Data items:
* begin *
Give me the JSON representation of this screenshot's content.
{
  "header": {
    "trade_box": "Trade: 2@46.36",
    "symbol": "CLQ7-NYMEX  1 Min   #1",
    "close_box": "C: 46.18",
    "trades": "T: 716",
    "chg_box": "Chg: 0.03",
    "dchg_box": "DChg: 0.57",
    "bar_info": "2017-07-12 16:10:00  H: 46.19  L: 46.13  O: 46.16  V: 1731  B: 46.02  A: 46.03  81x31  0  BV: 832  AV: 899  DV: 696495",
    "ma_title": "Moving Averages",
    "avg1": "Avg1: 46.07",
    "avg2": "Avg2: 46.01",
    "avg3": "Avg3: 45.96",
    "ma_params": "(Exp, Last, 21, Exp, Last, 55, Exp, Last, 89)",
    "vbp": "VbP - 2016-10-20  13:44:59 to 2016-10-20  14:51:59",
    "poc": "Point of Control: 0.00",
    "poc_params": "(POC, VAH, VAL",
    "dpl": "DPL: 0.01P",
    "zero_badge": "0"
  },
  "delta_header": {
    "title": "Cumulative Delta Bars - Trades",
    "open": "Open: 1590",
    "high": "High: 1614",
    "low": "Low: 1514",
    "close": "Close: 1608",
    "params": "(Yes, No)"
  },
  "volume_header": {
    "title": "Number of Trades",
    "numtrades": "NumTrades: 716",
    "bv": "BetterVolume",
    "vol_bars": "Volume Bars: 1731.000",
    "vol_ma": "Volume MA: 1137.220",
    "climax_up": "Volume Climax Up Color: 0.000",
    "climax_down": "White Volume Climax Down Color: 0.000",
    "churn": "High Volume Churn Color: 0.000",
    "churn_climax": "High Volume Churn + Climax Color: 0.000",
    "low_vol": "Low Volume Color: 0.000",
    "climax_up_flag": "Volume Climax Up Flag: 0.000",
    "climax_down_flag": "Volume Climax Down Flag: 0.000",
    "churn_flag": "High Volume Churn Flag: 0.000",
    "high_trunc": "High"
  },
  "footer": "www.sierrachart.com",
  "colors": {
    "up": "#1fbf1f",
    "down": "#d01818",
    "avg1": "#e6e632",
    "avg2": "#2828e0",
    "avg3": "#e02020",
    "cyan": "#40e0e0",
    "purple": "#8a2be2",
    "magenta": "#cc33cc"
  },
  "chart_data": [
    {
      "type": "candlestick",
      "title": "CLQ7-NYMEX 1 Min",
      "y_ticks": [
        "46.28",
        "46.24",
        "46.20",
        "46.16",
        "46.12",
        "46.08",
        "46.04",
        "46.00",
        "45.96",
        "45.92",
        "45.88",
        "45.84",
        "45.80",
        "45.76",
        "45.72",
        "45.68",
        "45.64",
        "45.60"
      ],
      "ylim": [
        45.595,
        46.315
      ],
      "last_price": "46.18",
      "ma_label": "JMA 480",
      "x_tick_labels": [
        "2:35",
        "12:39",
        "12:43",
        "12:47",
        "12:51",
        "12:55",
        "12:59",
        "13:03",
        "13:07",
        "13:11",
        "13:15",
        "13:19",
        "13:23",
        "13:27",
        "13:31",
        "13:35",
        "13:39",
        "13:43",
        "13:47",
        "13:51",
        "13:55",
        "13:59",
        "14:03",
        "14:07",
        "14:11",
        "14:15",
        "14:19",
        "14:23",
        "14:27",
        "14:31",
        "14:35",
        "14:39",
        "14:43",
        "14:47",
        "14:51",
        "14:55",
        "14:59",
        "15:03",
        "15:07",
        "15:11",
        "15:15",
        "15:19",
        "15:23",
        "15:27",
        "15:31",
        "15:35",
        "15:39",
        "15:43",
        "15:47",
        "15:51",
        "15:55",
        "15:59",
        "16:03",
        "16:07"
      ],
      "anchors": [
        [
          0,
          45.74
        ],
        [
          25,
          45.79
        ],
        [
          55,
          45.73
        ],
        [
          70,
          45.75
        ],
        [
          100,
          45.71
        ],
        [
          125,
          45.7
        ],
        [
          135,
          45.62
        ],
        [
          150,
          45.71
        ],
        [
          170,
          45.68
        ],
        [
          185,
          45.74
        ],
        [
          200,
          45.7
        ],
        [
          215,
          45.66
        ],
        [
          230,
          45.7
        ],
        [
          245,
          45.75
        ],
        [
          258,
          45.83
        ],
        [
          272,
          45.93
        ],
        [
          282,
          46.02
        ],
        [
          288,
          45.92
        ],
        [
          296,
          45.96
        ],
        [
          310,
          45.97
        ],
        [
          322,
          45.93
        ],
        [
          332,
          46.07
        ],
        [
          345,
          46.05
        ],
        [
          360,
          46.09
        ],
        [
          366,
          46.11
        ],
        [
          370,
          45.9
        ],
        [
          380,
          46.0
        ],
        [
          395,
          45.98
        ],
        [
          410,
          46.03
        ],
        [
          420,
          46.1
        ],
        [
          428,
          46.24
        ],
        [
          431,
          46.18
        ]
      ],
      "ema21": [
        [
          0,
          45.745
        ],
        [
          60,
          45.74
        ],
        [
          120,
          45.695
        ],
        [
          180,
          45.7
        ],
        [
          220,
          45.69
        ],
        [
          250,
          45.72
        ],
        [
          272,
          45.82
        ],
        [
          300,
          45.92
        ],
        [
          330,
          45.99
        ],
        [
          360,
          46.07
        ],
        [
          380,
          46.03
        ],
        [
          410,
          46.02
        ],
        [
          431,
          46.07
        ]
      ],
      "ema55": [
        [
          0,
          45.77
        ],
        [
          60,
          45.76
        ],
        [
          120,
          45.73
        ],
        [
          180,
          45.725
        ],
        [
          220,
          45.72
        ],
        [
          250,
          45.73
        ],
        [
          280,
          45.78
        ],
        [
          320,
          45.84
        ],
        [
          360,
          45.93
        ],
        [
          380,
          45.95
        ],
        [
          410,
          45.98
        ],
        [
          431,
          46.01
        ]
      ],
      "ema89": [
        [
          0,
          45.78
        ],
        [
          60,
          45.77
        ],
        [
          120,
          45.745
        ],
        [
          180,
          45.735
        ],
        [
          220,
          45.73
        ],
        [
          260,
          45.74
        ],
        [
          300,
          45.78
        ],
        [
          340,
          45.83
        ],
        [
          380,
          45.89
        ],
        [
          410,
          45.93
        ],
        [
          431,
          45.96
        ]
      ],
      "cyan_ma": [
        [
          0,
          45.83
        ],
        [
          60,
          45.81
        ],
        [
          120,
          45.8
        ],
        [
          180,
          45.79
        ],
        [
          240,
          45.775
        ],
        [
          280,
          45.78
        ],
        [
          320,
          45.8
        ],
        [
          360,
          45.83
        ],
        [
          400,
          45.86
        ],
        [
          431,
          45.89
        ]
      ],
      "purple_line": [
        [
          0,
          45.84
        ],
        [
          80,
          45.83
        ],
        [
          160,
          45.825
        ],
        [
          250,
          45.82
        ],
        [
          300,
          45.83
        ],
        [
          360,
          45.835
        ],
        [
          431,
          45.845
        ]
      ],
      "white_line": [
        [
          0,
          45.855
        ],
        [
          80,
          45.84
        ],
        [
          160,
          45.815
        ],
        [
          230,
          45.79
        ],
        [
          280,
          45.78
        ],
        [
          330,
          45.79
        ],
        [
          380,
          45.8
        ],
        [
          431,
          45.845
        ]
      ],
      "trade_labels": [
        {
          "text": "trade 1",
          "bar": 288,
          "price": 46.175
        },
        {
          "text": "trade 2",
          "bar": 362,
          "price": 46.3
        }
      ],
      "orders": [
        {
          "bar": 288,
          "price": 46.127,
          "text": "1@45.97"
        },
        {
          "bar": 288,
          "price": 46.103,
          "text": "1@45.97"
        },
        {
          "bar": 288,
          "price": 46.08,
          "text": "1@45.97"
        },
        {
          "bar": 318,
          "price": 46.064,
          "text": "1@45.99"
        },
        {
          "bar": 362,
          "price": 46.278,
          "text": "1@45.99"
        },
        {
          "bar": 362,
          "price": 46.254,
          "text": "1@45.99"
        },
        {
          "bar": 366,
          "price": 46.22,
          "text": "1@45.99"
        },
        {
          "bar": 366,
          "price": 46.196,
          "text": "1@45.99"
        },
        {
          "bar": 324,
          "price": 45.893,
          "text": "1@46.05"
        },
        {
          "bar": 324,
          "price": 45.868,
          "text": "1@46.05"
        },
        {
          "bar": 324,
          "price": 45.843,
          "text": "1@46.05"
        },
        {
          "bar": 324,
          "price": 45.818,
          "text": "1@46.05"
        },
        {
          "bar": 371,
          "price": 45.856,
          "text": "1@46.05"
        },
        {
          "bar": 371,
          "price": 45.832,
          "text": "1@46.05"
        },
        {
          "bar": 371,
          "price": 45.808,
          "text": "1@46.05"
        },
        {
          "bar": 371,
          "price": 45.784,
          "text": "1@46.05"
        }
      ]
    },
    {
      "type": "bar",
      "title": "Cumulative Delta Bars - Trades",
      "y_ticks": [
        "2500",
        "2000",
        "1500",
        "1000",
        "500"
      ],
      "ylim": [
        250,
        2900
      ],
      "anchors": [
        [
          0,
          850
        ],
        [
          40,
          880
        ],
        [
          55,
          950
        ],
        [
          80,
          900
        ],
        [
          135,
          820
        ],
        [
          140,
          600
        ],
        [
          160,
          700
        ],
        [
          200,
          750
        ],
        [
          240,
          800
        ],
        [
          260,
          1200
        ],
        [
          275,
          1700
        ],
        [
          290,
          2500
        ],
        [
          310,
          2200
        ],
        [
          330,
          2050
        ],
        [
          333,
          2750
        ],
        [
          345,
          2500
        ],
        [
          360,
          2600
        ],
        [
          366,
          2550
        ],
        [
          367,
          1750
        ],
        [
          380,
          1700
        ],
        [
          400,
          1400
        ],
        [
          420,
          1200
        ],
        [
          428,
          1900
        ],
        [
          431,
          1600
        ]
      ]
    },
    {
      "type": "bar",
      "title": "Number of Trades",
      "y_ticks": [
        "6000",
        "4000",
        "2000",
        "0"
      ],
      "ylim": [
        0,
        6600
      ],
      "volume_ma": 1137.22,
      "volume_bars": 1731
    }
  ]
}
* end *
The answer should be a single number: the count of lines in the data that include the string "Churn".

> _EXERCISE SOLUTION_:
3